- [TASK TO COMPLETE]: Transcribe the listing exactly, leaving out every picture.

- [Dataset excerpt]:
────────────────────────────────────────

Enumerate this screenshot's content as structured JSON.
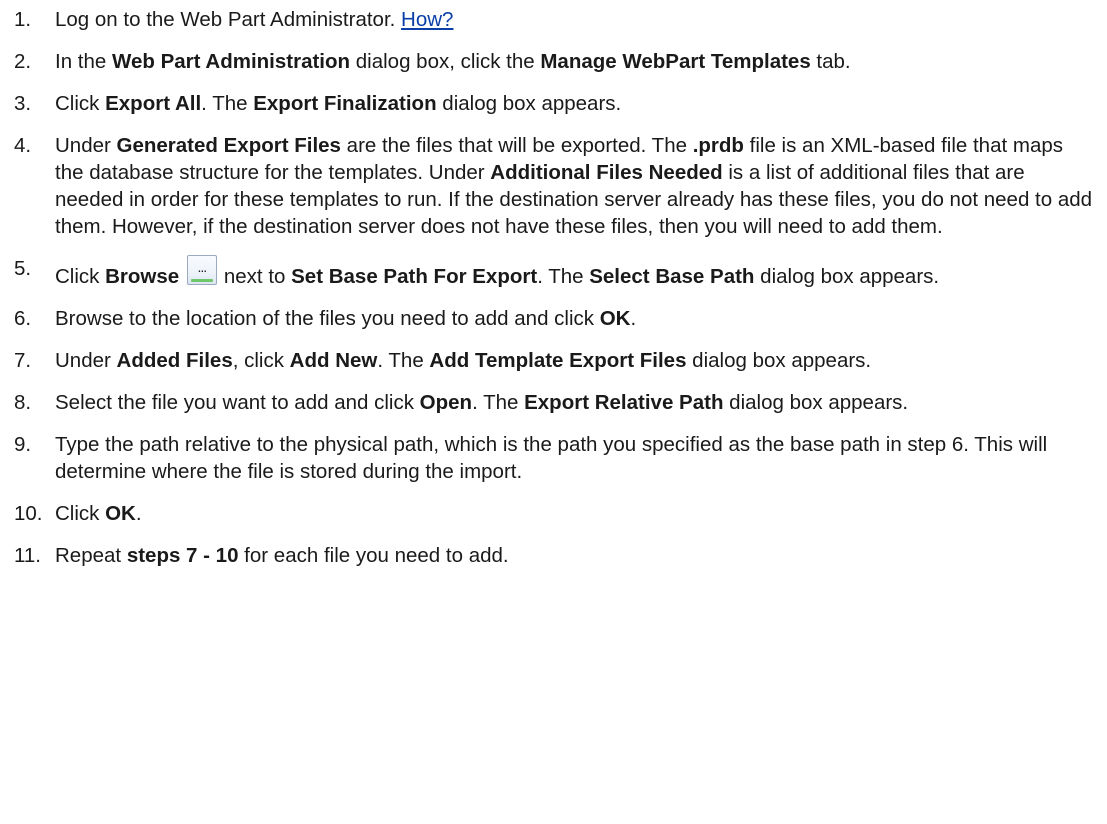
{
  "steps": [
    {
      "number": "1.",
      "parts": [
        {
          "t": "Log on to the Web Part Administrator. "
        },
        {
          "t": "How?",
          "link": true
        }
      ]
    },
    {
      "number": "2.",
      "parts": [
        {
          "t": "In the "
        },
        {
          "t": "Web Part Administration",
          "b": true
        },
        {
          "t": " dialog box, click the "
        },
        {
          "t": "Manage WebPart Templates",
          "b": true
        },
        {
          "t": " tab."
        }
      ]
    },
    {
      "number": "3.",
      "parts": [
        {
          "t": "Click "
        },
        {
          "t": "Export All",
          "b": true
        },
        {
          "t": ". The "
        },
        {
          "t": "Export Finalization",
          "b": true
        },
        {
          "t": " dialog box appears."
        }
      ]
    },
    {
      "number": "4.",
      "parts": [
        {
          "t": "Under "
        },
        {
          "t": "Generated Export Files",
          "b": true
        },
        {
          "t": " are the files that will be exported. The "
        },
        {
          "t": ".prdb",
          "b": true
        },
        {
          "t": " file is an XML-based file that maps the database structure for the templates. Under "
        },
        {
          "t": "Additional Files Needed",
          "b": true
        },
        {
          "t": " is a list of additional files that are needed in order for these templates to run. If the destination server already has these files, you do not need to add them. However, if the destination server does not have these files, then you will need to add them."
        }
      ]
    },
    {
      "number": "5.",
      "parts": [
        {
          "t": "Click "
        },
        {
          "t": "Browse",
          "b": true
        },
        {
          "t": " "
        },
        {
          "icon": "browse-button-icon",
          "glyph": "..."
        },
        {
          "t": "next to "
        },
        {
          "t": "Set Base Path For Export",
          "b": true
        },
        {
          "t": ". The "
        },
        {
          "t": "Select Base Path",
          "b": true
        },
        {
          "t": " dialog box appears."
        }
      ]
    },
    {
      "number": "6.",
      "parts": [
        {
          "t": "Browse to the location of the files you need to add and click "
        },
        {
          "t": "OK",
          "b": true
        },
        {
          "t": "."
        }
      ]
    },
    {
      "number": "7.",
      "parts": [
        {
          "t": "Under "
        },
        {
          "t": "Added Files",
          "b": true
        },
        {
          "t": ", click "
        },
        {
          "t": "Add New",
          "b": true
        },
        {
          "t": ". The "
        },
        {
          "t": "Add Template Export Files",
          "b": true
        },
        {
          "t": " dialog box appears."
        }
      ]
    },
    {
      "number": "8.",
      "parts": [
        {
          "t": "Select the file you want to add and click "
        },
        {
          "t": "Open",
          "b": true
        },
        {
          "t": ". The "
        },
        {
          "t": "Export Relative Path",
          "b": true
        },
        {
          "t": " dialog box appears."
        }
      ]
    },
    {
      "number": "9.",
      "parts": [
        {
          "t": "Type the path relative to the physical path, which is the path you specified as the base path in step 6. This will determine where the file is stored during the import."
        }
      ]
    },
    {
      "number": "10.",
      "parts": [
        {
          "t": "Click "
        },
        {
          "t": "OK",
          "b": true
        },
        {
          "t": "."
        }
      ]
    },
    {
      "number": "11.",
      "parts": [
        {
          "t": "Repeat "
        },
        {
          "t": "steps 7 - 10",
          "b": true
        },
        {
          "t": " for each file you need to add."
        }
      ]
    }
  ]
}
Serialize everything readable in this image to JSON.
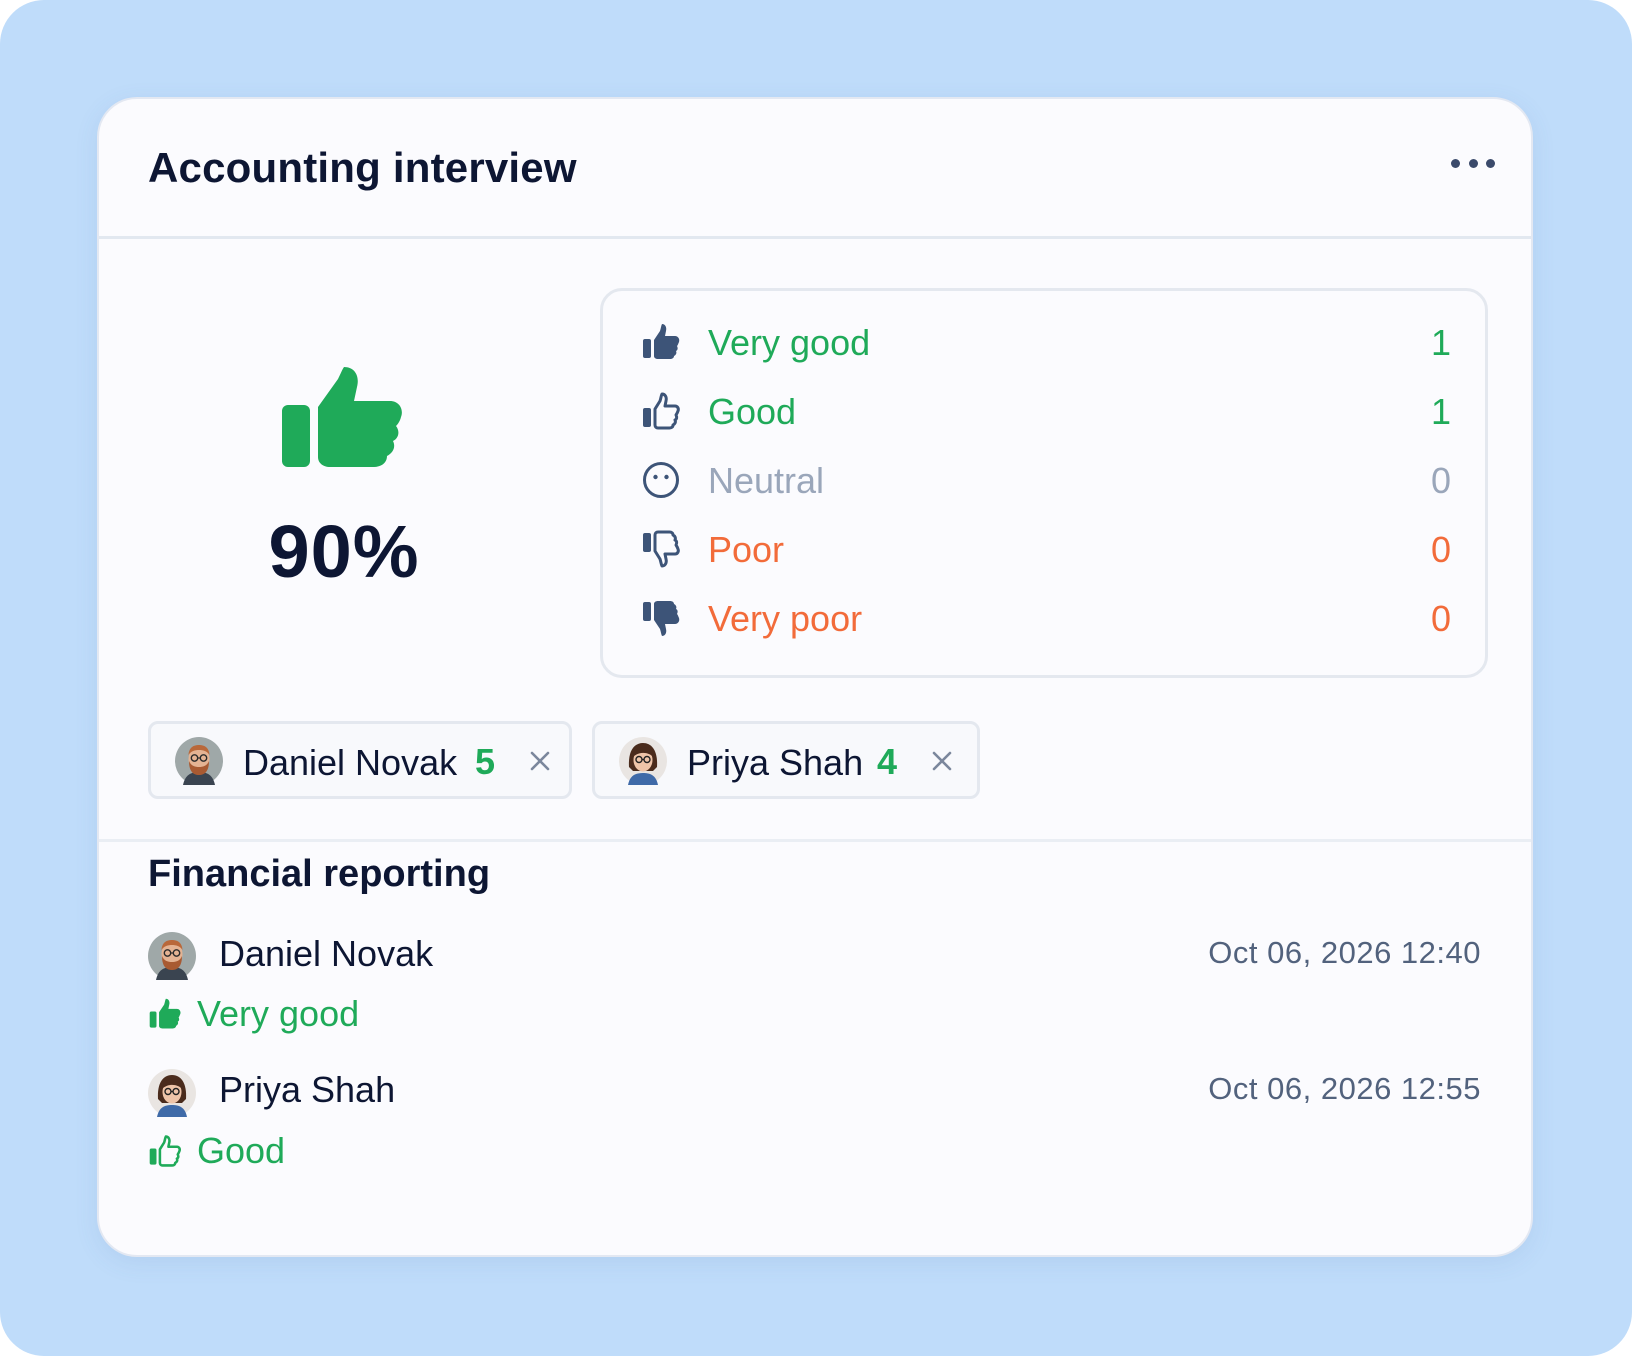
{
  "card": {
    "title": "Accounting interview",
    "more_icon": "more-horizontal-icon"
  },
  "summary": {
    "score": "90%",
    "icon": "thumbs-up-filled-icon",
    "icon_color": "#1faa59",
    "distribution": [
      {
        "label": "Very good",
        "count": "1",
        "icon": "thumbs-up-filled-icon",
        "color": "#1faa59"
      },
      {
        "label": "Good",
        "count": "1",
        "icon": "thumbs-up-outline-icon",
        "color": "#1faa59"
      },
      {
        "label": "Neutral",
        "count": "0",
        "icon": "neutral-face-icon",
        "color": "#9aa6ba"
      },
      {
        "label": "Poor",
        "count": "0",
        "icon": "thumbs-down-outline-icon",
        "color": "#f26b3a"
      },
      {
        "label": "Very poor",
        "count": "0",
        "icon": "thumbs-down-filled-icon",
        "color": "#f26b3a"
      }
    ]
  },
  "interviewers": [
    {
      "name": "Daniel Novak",
      "score": "5"
    },
    {
      "name": "Priya Shah",
      "score": "4"
    }
  ],
  "section": {
    "title": "Financial reporting",
    "entries": [
      {
        "name": "Daniel Novak",
        "date": "Oct 06, 2026 12:40",
        "rating": "Very good",
        "icon": "thumbs-up-filled-icon"
      },
      {
        "name": "Priya Shah",
        "date": "Oct 06, 2026 12:55",
        "rating": "Good",
        "icon": "thumbs-up-outline-icon"
      }
    ]
  },
  "colors": {
    "background": "#bfdcfa",
    "positive": "#1faa59",
    "negative": "#f26b3a",
    "neutral": "#9aa6ba",
    "icon": "#3d5478"
  }
}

────────────────────────────────────────

- [TASK ANSWER]:
Enumerate this screenshot's content as structured JSON.
{
  "steps": [
    {
      "number": "1.",
      "parts": [
        {
          "t": "Log on to the Web Part Administrator. "
        },
        {
          "t": "How?",
          "link": true
        }
      ]
    },
    {
      "number": "2.",
      "parts": [
        {
          "t": "In the "
        },
        {
          "t": "Web Part Administration",
          "b": true
        },
        {
          "t": " dialog box, click the "
        },
        {
          "t": "Manage WebPart Templates",
          "b": true
        },
        {
          "t": " tab."
        }
      ]
    },
    {
      "number": "3.",
      "parts": [
        {
          "t": "Click "
        },
        {
          "t": "Export All",
          "b": true
        },
        {
          "t": ". The "
        },
        {
          "t": "Export Finalization",
          "b": true
        },
        {
          "t": " dialog box appears."
        }
      ]
    },
    {
      "number": "4.",
      "parts": [
        {
          "t": "Under "
        },
        {
          "t": "Generated Export Files",
          "b": true
        },
        {
          "t": " are the files that will be exported. The "
        },
        {
          "t": ".prdb",
          "b": true
        },
        {
          "t": " file is an XML-based file that maps the database structure for the templates. Under "
        },
        {
          "t": "Additional Files Needed",
          "b": true
        },
        {
          "t": " is a list of additional files that are needed in order for these templates to run. If the destination server already has these files, you do not need to add them. However, if the destination server does not have these files, then you will need to add them."
        }
      ]
    },
    {
      "number": "5.",
      "parts": [
        {
          "t": "Click "
        },
        {
          "t": "Browse",
          "b": true
        },
        {
          "t": " "
        },
        {
          "icon": "browse-button-icon",
          "glyph": "..."
        },
        {
          "t": "next to "
        },
        {
          "t": "Set Base Path For Export",
          "b": true
        },
        {
          "t": ". The "
        },
        {
          "t": "Select Base Path",
          "b": true
        },
        {
          "t": " dialog box appears."
        }
      ]
    },
    {
      "number": "6.",
      "parts": [
        {
          "t": "Browse to the location of the files you need to add and click "
        },
        {
          "t": "OK",
          "b": true
        },
        {
          "t": "."
        }
      ]
    },
    {
      "number": "7.",
      "parts": [
        {
          "t": "Under "
        },
        {
          "t": "Added Files",
          "b": true
        },
        {
          "t": ", click "
        },
        {
          "t": "Add New",
          "b": true
        },
        {
          "t": ". The "
        },
        {
          "t": "Add Template Export Files",
          "b": true
        },
        {
          "t": " dialog box appears."
        }
      ]
    },
    {
      "number": "8.",
      "parts": [
        {
          "t": "Select the file you want to add and click "
        },
        {
          "t": "Open",
          "b": true
        },
        {
          "t": ". The "
        },
        {
          "t": "Export Relative Path",
          "b": true
        },
        {
          "t": " dialog box appears."
        }
      ]
    },
    {
      "number": "9.",
      "parts": [
        {
          "t": "Type the path relative to the physical path, which is the path you specified as the base path in step 6. This will determine where the file is stored during the import."
        }
      ]
    },
    {
      "number": "10.",
      "parts": [
        {
          "t": "Click "
        },
        {
          "t": "OK",
          "b": true
        },
        {
          "t": "."
        }
      ]
    },
    {
      "number": "11.",
      "parts": [
        {
          "t": "Repeat "
        },
        {
          "t": "steps 7 - 10",
          "b": true
        },
        {
          "t": " for each file you need to add."
        }
      ]
    }
  ]
}
Serialize everything readable in this image to JSON.
{
  "card": {
    "title": "Accounting interview",
    "more_icon": "more-horizontal-icon"
  },
  "summary": {
    "score": "90%",
    "icon": "thumbs-up-filled-icon",
    "icon_color": "#1faa59",
    "distribution": [
      {
        "label": "Very good",
        "count": "1",
        "icon": "thumbs-up-filled-icon",
        "color": "#1faa59"
      },
      {
        "label": "Good",
        "count": "1",
        "icon": "thumbs-up-outline-icon",
        "color": "#1faa59"
      },
      {
        "label": "Neutral",
        "count": "0",
        "icon": "neutral-face-icon",
        "color": "#9aa6ba"
      },
      {
        "label": "Poor",
        "count": "0",
        "icon": "thumbs-down-outline-icon",
        "color": "#f26b3a"
      },
      {
        "label": "Very poor",
        "count": "0",
        "icon": "thumbs-down-filled-icon",
        "color": "#f26b3a"
      }
    ]
  },
  "interviewers": [
    {
      "name": "Daniel Novak",
      "score": "5"
    },
    {
      "name": "Priya Shah",
      "score": "4"
    }
  ],
  "section": {
    "title": "Financial reporting",
    "entries": [
      {
        "name": "Daniel Novak",
        "date": "Oct 06, 2026 12:40",
        "rating": "Very good",
        "icon": "thumbs-up-filled-icon"
      },
      {
        "name": "Priya Shah",
        "date": "Oct 06, 2026 12:55",
        "rating": "Good",
        "icon": "thumbs-up-outline-icon"
      }
    ]
  },
  "colors": {
    "background": "#bfdcfa",
    "positive": "#1faa59",
    "negative": "#f26b3a",
    "neutral": "#9aa6ba",
    "icon": "#3d5478"
  }
}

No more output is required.